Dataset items
** START **

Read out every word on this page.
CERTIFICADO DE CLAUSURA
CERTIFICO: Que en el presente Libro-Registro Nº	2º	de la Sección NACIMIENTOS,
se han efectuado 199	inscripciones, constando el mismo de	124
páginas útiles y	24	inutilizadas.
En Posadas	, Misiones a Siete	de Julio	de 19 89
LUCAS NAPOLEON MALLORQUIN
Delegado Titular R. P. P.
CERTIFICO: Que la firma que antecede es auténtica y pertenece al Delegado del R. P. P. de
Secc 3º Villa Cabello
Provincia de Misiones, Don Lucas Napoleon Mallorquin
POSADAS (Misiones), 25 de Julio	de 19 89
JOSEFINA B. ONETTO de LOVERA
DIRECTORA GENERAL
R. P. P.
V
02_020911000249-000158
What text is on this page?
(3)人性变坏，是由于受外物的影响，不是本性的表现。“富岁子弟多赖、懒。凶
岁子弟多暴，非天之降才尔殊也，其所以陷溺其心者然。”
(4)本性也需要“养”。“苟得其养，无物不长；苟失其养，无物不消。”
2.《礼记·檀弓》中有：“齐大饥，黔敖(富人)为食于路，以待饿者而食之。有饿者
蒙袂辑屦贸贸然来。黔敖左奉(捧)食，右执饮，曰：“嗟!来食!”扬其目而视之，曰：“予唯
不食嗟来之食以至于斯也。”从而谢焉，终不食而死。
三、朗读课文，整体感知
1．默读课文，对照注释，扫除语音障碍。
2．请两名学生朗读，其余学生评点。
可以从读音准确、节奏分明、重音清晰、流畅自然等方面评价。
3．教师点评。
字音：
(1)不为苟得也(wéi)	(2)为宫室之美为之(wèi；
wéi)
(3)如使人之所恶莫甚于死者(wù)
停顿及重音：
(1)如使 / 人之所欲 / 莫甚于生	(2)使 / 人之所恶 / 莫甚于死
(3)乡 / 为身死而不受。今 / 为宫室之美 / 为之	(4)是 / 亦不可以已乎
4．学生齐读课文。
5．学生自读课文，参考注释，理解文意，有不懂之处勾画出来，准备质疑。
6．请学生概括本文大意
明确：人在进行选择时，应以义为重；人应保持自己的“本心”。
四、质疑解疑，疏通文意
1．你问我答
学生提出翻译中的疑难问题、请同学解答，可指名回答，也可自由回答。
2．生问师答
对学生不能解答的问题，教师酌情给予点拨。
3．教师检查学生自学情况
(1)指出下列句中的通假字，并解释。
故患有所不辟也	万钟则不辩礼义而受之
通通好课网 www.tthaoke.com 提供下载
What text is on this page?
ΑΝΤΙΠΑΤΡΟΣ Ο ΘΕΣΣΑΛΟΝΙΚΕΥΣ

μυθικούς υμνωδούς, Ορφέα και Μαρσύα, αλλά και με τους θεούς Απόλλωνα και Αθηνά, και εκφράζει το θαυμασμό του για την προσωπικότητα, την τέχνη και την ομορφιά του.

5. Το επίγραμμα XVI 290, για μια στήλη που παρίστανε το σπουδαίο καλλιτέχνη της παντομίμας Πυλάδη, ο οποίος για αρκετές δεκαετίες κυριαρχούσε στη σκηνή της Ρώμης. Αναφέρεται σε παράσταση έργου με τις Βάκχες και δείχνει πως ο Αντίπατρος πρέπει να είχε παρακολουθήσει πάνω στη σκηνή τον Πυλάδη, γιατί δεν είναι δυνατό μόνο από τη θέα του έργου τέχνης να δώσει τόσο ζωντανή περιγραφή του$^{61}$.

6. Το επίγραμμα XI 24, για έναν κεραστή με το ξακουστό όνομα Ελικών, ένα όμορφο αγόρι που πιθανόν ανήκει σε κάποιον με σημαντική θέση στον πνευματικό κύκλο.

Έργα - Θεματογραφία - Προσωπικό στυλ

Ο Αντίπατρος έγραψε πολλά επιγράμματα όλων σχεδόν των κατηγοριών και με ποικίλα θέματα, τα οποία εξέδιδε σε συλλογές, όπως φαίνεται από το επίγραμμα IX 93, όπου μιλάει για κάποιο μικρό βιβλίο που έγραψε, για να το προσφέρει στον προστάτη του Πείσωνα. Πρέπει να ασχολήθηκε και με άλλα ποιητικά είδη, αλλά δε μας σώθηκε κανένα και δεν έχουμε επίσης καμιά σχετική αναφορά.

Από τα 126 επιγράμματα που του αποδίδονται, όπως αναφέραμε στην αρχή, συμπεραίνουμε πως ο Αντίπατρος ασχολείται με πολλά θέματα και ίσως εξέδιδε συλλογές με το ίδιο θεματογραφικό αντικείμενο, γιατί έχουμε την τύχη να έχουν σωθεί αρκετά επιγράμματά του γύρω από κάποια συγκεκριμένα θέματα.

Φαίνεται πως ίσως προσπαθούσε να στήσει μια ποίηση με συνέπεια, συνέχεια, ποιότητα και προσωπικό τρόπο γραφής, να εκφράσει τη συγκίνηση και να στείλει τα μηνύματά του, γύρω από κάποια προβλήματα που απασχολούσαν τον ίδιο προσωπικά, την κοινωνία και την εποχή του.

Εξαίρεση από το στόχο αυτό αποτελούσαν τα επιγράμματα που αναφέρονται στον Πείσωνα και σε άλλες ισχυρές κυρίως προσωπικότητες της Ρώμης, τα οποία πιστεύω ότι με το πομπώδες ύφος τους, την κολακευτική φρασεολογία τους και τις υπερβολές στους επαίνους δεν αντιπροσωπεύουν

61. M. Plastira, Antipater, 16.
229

** END **

__PROBLEM DETAILS__
Please reproduce all of the entries exactly as they stand.

__ANSWER__
Read out every word on this page.
CERTIFICADO DE CLAUSURA
CERTIFICO: Que en el presente Libro-Registro Nº	2º	de la Sección NACIMIENTOS,
se han efectuado 199	inscripciones, constando el mismo de	124
páginas útiles y	24	inutilizadas.
En Posadas	, Misiones a Siete	de Julio	de 19 89
LUCAS NAPOLEON MALLORQUIN
Delegado Titular R. P. P.
CERTIFICO: Que la firma que antecede es auténtica y pertenece al Delegado del R. P. P. de
Secc 3º Villa Cabello
Provincia de Misiones, Don Lucas Napoleon Mallorquin
POSADAS (Misiones), 25 de Julio	de 19 89
JOSEFINA B. ONETTO de LOVERA
DIRECTORA GENERAL
R. P. P.
V
02_020911000249-000158
What text is on this page?
(3)人性变坏，是由于受外物的影响，不是本性的表现。“富岁子弟多赖、懒。凶
岁子弟多暴，非天之降才尔殊也，其所以陷溺其心者然。”
(4)本性也需要“养”。“苟得其养，无物不长；苟失其养，无物不消。”
2.《礼记·檀弓》中有：“齐大饥，黔敖(富人)为食于路，以待饿者而食之。有饿者
蒙袂辑屦贸贸然来。黔敖左奉(捧)食，右执饮，曰：“嗟!来食!”扬其目而视之，曰：“予唯
不食嗟来之食以至于斯也。”从而谢焉，终不食而死。
三、朗读课文，整体感知
1．默读课文，对照注释，扫除语音障碍。
2．请两名学生朗读，其余学生评点。
可以从读音准确、节奏分明、重音清晰、流畅自然等方面评价。
3．教师点评。
字音：
(1)不为苟得也(wéi)	(2)为宫室之美为之(wèi；
wéi)
(3)如使人之所恶莫甚于死者(wù)
停顿及重音：
(1)如使 / 人之所欲 / 莫甚于生	(2)使 / 人之所恶 / 莫甚于死
(3)乡 / 为身死而不受。今 / 为宫室之美 / 为之	(4)是 / 亦不可以已乎
4．学生齐读课文。
5．学生自读课文，参考注释，理解文意，有不懂之处勾画出来，准备质疑。
6．请学生概括本文大意
明确：人在进行选择时，应以义为重；人应保持自己的“本心”。
四、质疑解疑，疏通文意
1．你问我答
学生提出翻译中的疑难问题、请同学解答，可指名回答，也可自由回答。
2．生问师答
对学生不能解答的问题，教师酌情给予点拨。
3．教师检查学生自学情况
(1)指出下列句中的通假字，并解释。
故患有所不辟也	万钟则不辩礼义而受之
通通好课网 www.tthaoke.com 提供下载
What text is on this page?
ΑΝΤΙΠΑΤΡΟΣ Ο ΘΕΣΣΑΛΟΝΙΚΕΥΣ

μυθικούς υμνωδούς, Ορφέα και Μαρσύα, αλλά και με τους θεούς Απόλλωνα και Αθηνά, και εκφράζει το θαυμασμό του για την προσωπικότητα, την τέχνη και την ομορφιά του.

5. Το επίγραμμα XVI 290, για μια στήλη που παρίστανε το σπουδαίο καλλιτέχνη της παντομίμας Πυλάδη, ο οποίος για αρκετές δεκαετίες κυριαρχούσε στη σκηνή της Ρώμης. Αναφέρεται σε παράσταση έργου με τις Βάκχες και δείχνει πως ο Αντίπατρος πρέπει να είχε παρακολουθήσει πάνω στη σκηνή τον Πυλάδη, γιατί δεν είναι δυνατό μόνο από τη θέα του έργου τέχνης να δώσει τόσο ζωντανή περιγραφή του$^{61}$.

6. Το επίγραμμα XI 24, για έναν κεραστή με το ξακουστό όνομα Ελικών, ένα όμορφο αγόρι που πιθανόν ανήκει σε κάποιον με σημαντική θέση στον πνευματικό κύκλο.

Έργα - Θεματογραφία - Προσωπικό στυλ

Ο Αντίπατρος έγραψε πολλά επιγράμματα όλων σχεδόν των κατηγοριών και με ποικίλα θέματα, τα οποία εξέδιδε σε συλλογές, όπως φαίνεται από το επίγραμμα IX 93, όπου μιλάει για κάποιο μικρό βιβλίο που έγραψε, για να το προσφέρει στον προστάτη του Πείσωνα. Πρέπει να ασχολήθηκε και με άλλα ποιητικά είδη, αλλά δε μας σώθηκε κανένα και δεν έχουμε επίσης καμιά σχετική αναφορά.

Από τα 126 επιγράμματα που του αποδίδονται, όπως αναφέραμε στην αρχή, συμπεραίνουμε πως ο Αντίπατρος ασχολείται με πολλά θέματα και ίσως εξέδιδε συλλογές με το ίδιο θεματογραφικό αντικείμενο, γιατί έχουμε την τύχη να έχουν σωθεί αρκετά επιγράμματά του γύρω από κάποια συγκεκριμένα θέματα.

Φαίνεται πως ίσως προσπαθούσε να στήσει μια ποίηση με συνέπεια, συνέχεια, ποιότητα και προσωπικό τρόπο γραφής, να εκφράσει τη συγκίνηση και να στείλει τα μηνύματά του, γύρω από κάποια προβλήματα που απασχολούσαν τον ίδιο προσωπικά, την κοινωνία και την εποχή του.

Εξαίρεση από το στόχο αυτό αποτελούσαν τα επιγράμματα που αναφέρονται στον Πείσωνα και σε άλλες ισχυρές κυρίως προσωπικότητες της Ρώμης, τα οποία πιστεύω ότι με το πομπώδες ύφος τους, την κολακευτική φρασεολογία τους και τις υπερβολές στους επαίνους δεν αντιπροσωπεύουν

61. M. Plastira, Antipater, 16.
229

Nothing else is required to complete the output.